Stored data:
++++++++
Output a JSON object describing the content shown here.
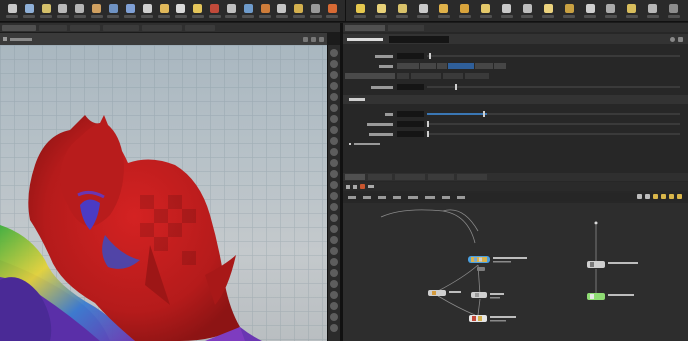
{
  "shelf": {
    "tools": [
      {
        "icon": "sphere-icon",
        "color": "#c9c9c9"
      },
      {
        "icon": "tube-icon",
        "color": "#8fb0d8"
      },
      {
        "icon": "grid-icon",
        "color": "#d4c06a"
      },
      {
        "icon": "curve-icon",
        "color": "#b9b9b9"
      },
      {
        "icon": "circle-icon",
        "color": "#b5b5b5"
      },
      {
        "icon": "torus-icon",
        "color": "#d0a060"
      },
      {
        "icon": "box-icon",
        "color": "#6f93c4"
      },
      {
        "icon": "platonic-icon",
        "color": "#7fa0d6"
      },
      {
        "icon": "line-icon",
        "color": "#cfcfcf"
      },
      {
        "icon": "spiral-icon",
        "color": "#e0b85a"
      },
      {
        "icon": "font-icon",
        "color": "#d9d9d9"
      },
      {
        "icon": "light-icon",
        "color": "#e4c55a"
      },
      {
        "icon": "null-icon",
        "color": "#c24a3a"
      },
      {
        "icon": "camera-icon",
        "color": "#c0c0c0"
      },
      {
        "icon": "wave-icon",
        "color": "#6e9bcb"
      },
      {
        "icon": "flag-icon",
        "color": "#cf7d3a"
      },
      {
        "icon": "gear-icon",
        "color": "#c5c5c5"
      },
      {
        "icon": "star-icon",
        "color": "#d4b04e"
      },
      {
        "icon": "smoke-icon",
        "color": "#9a9a9a"
      },
      {
        "icon": "flame-icon",
        "color": "#d86a34"
      }
    ],
    "tools_right": [
      {
        "icon": "sun-light-icon",
        "color": "#e6c84e"
      },
      {
        "icon": "point-light-icon",
        "color": "#e8d178"
      },
      {
        "icon": "spot-light-icon",
        "color": "#d9c26a"
      },
      {
        "icon": "area-light-icon",
        "color": "#c9c9c9"
      },
      {
        "icon": "env-light-icon",
        "color": "#e0b24a"
      },
      {
        "icon": "sky-light-icon",
        "color": "#d9a43c"
      },
      {
        "icon": "portal-light-icon",
        "color": "#e5c96a"
      },
      {
        "icon": "camera2-icon",
        "color": "#c8c8c8"
      },
      {
        "icon": "stereo-camera-icon",
        "color": "#bdbdbd"
      },
      {
        "icon": "ambient-light-icon",
        "color": "#ecd37e"
      },
      {
        "icon": "caustic-light-icon",
        "color": "#c9a142"
      },
      {
        "icon": "volume-light-icon",
        "color": "#cfcfcf"
      },
      {
        "icon": "geo-light-icon",
        "color": "#aaaaaa"
      },
      {
        "icon": "distant-light-icon",
        "color": "#d8bd5c"
      },
      {
        "icon": "indirect-light-icon",
        "color": "#b7b7b7"
      },
      {
        "icon": "shadow-icon",
        "color": "#8d8d8d"
      }
    ]
  },
  "viewport": {
    "surface_colors": {
      "red": "#c21e1e",
      "dark_red": "#8b1414",
      "blue": "#3c4bc0",
      "purple": "#6a36b2",
      "green": "#3fae3c",
      "yellow": "#e3d23a"
    }
  },
  "network": {
    "wire_color": "#8a8a8a",
    "highlight_color": "#3ea0e0"
  }
}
++++++++
TO BE DONE | Omit the pictures and restate the rest of the records verbatim.

RESULT |
Output a JSON object describing the content shown here.
{
  "shelf": {
    "tools": [
      {
        "icon": "sphere-icon",
        "color": "#c9c9c9"
      },
      {
        "icon": "tube-icon",
        "color": "#8fb0d8"
      },
      {
        "icon": "grid-icon",
        "color": "#d4c06a"
      },
      {
        "icon": "curve-icon",
        "color": "#b9b9b9"
      },
      {
        "icon": "circle-icon",
        "color": "#b5b5b5"
      },
      {
        "icon": "torus-icon",
        "color": "#d0a060"
      },
      {
        "icon": "box-icon",
        "color": "#6f93c4"
      },
      {
        "icon": "platonic-icon",
        "color": "#7fa0d6"
      },
      {
        "icon": "line-icon",
        "color": "#cfcfcf"
      },
      {
        "icon": "spiral-icon",
        "color": "#e0b85a"
      },
      {
        "icon": "font-icon",
        "color": "#d9d9d9"
      },
      {
        "icon": "light-icon",
        "color": "#e4c55a"
      },
      {
        "icon": "null-icon",
        "color": "#c24a3a"
      },
      {
        "icon": "camera-icon",
        "color": "#c0c0c0"
      },
      {
        "icon": "wave-icon",
        "color": "#6e9bcb"
      },
      {
        "icon": "flag-icon",
        "color": "#cf7d3a"
      },
      {
        "icon": "gear-icon",
        "color": "#c5c5c5"
      },
      {
        "icon": "star-icon",
        "color": "#d4b04e"
      },
      {
        "icon": "smoke-icon",
        "color": "#9a9a9a"
      },
      {
        "icon": "flame-icon",
        "color": "#d86a34"
      }
    ],
    "tools_right": [
      {
        "icon": "sun-light-icon",
        "color": "#e6c84e"
      },
      {
        "icon": "point-light-icon",
        "color": "#e8d178"
      },
      {
        "icon": "spot-light-icon",
        "color": "#d9c26a"
      },
      {
        "icon": "area-light-icon",
        "color": "#c9c9c9"
      },
      {
        "icon": "env-light-icon",
        "color": "#e0b24a"
      },
      {
        "icon": "sky-light-icon",
        "color": "#d9a43c"
      },
      {
        "icon": "portal-light-icon",
        "color": "#e5c96a"
      },
      {
        "icon": "camera2-icon",
        "color": "#c8c8c8"
      },
      {
        "icon": "stereo-camera-icon",
        "color": "#bdbdbd"
      },
      {
        "icon": "ambient-light-icon",
        "color": "#ecd37e"
      },
      {
        "icon": "caustic-light-icon",
        "color": "#c9a142"
      },
      {
        "icon": "volume-light-icon",
        "color": "#cfcfcf"
      },
      {
        "icon": "geo-light-icon",
        "color": "#aaaaaa"
      },
      {
        "icon": "distant-light-icon",
        "color": "#d8bd5c"
      },
      {
        "icon": "indirect-light-icon",
        "color": "#b7b7b7"
      },
      {
        "icon": "shadow-icon",
        "color": "#8d8d8d"
      }
    ]
  },
  "viewport": {
    "surface_colors": {
      "red": "#c21e1e",
      "dark_red": "#8b1414",
      "blue": "#3c4bc0",
      "purple": "#6a36b2",
      "green": "#3fae3c",
      "yellow": "#e3d23a"
    }
  },
  "network": {
    "wire_color": "#8a8a8a",
    "highlight_color": "#3ea0e0"
  }
}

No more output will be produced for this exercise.